Entries from a dataset:
──────────

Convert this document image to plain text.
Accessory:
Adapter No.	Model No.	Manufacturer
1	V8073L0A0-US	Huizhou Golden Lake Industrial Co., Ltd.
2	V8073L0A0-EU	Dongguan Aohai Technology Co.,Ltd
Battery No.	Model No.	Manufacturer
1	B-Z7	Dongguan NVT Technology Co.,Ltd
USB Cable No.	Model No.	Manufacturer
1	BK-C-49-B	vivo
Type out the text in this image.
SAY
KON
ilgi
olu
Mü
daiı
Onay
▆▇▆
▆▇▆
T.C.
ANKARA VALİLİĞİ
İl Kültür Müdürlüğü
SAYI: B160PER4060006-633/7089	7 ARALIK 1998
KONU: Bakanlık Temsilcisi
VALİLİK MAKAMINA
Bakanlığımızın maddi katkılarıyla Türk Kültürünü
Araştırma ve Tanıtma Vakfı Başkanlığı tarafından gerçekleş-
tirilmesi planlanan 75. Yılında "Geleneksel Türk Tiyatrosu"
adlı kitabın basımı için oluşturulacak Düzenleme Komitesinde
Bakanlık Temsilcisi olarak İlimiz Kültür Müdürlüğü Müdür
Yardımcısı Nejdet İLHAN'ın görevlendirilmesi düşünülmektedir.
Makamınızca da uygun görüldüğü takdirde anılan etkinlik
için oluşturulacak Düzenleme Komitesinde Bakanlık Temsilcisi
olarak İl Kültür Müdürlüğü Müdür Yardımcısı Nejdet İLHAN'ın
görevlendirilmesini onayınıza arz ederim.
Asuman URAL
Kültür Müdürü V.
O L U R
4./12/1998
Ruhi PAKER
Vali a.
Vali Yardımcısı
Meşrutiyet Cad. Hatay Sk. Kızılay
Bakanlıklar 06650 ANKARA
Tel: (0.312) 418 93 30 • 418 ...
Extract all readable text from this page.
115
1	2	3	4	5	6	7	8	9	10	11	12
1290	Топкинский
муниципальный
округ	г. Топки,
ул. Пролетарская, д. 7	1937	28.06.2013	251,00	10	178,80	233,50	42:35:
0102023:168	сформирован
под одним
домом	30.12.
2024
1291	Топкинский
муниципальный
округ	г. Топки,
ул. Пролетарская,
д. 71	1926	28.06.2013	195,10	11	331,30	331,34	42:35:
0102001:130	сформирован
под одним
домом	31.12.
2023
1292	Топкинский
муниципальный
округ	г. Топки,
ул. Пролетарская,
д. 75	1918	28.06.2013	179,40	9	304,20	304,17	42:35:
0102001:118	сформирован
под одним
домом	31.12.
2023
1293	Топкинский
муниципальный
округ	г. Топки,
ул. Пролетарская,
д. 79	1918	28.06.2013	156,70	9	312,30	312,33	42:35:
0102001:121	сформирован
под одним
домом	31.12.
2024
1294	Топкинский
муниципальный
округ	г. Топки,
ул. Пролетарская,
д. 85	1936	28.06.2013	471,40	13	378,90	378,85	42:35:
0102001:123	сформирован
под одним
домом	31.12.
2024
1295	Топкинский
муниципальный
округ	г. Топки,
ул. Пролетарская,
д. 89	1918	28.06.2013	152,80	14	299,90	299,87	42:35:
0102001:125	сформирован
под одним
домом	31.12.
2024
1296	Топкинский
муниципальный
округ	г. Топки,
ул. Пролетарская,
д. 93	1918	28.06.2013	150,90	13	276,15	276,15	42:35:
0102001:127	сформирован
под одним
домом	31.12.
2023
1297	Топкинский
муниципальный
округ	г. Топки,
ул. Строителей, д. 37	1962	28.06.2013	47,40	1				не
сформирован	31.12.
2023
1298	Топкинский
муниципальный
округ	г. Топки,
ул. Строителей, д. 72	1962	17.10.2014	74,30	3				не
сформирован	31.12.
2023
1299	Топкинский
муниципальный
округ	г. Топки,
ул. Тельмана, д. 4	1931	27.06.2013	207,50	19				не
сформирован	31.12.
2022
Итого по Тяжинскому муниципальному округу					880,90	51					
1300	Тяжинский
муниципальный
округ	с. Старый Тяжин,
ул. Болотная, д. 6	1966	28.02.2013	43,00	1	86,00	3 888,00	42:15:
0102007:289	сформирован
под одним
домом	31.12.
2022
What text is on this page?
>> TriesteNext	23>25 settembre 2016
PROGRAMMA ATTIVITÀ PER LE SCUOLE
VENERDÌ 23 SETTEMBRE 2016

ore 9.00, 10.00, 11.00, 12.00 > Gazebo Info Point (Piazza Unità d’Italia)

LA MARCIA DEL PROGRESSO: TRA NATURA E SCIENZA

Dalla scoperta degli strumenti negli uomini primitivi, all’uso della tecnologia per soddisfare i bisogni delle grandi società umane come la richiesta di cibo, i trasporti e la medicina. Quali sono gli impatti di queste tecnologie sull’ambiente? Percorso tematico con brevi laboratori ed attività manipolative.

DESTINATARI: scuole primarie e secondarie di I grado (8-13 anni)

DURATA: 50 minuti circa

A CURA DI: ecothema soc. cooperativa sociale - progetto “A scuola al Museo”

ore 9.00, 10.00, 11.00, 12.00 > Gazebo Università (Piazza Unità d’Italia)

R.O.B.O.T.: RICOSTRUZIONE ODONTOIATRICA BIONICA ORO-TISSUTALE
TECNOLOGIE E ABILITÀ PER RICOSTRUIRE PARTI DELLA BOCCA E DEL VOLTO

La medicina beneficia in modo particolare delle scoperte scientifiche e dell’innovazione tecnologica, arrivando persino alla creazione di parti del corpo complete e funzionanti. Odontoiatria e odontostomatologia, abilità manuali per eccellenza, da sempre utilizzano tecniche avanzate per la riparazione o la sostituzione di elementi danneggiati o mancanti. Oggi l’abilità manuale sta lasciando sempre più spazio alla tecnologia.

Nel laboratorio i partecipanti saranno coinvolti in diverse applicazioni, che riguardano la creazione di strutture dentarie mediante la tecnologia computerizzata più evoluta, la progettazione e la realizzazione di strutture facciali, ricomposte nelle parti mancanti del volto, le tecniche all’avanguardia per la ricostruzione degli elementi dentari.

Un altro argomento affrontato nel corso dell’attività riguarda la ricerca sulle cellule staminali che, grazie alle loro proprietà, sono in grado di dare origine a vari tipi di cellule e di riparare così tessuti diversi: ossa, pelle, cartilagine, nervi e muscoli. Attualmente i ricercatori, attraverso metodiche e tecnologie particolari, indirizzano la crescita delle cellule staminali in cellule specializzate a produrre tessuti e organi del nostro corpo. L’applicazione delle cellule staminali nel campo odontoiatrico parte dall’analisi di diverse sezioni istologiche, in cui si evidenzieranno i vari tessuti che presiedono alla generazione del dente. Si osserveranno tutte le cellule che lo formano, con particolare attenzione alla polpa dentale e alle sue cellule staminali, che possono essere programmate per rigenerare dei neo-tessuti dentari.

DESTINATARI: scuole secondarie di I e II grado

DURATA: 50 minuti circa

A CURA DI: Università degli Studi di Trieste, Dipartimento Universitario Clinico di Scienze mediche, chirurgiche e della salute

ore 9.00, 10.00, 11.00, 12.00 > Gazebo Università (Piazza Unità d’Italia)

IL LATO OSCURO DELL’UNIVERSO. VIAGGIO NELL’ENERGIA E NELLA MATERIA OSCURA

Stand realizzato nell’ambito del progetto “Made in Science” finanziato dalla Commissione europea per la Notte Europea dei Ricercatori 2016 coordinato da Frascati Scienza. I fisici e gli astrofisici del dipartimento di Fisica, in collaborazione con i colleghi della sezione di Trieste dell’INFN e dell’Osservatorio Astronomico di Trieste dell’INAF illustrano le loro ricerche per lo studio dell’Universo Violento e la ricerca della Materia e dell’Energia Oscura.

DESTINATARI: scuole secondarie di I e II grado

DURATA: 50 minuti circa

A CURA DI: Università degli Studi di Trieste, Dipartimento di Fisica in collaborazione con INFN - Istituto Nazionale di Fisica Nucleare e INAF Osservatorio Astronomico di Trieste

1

──────────

Job:
Identify and extract each line of the listing that contains "Osservatorio".

Output below:
Stand realizzato nell’ambito del progetto “Made in Science” finanziato dalla Commissione europea per la Notte Europea dei Ricercatori 2016 coordinato da Frascati Scienza. I fisici e gli astrofisici del dipartimento di Fisica, in collaborazione con i colleghi della sezione di Trieste dell’INFN e dell’Osservatorio Astronomico di Trieste dell’INAF illustrano le loro ricerche per lo studio dell’Universo Violento e la ricerca della Materia e dell’Energia Oscura.
A CURA DI: Università degli Studi di Trieste, Dipartimento di Fisica in collaborazione con INFN - Istituto Nazionale di Fisica Nucleare e INAF Osservatorio Astronomico di Trieste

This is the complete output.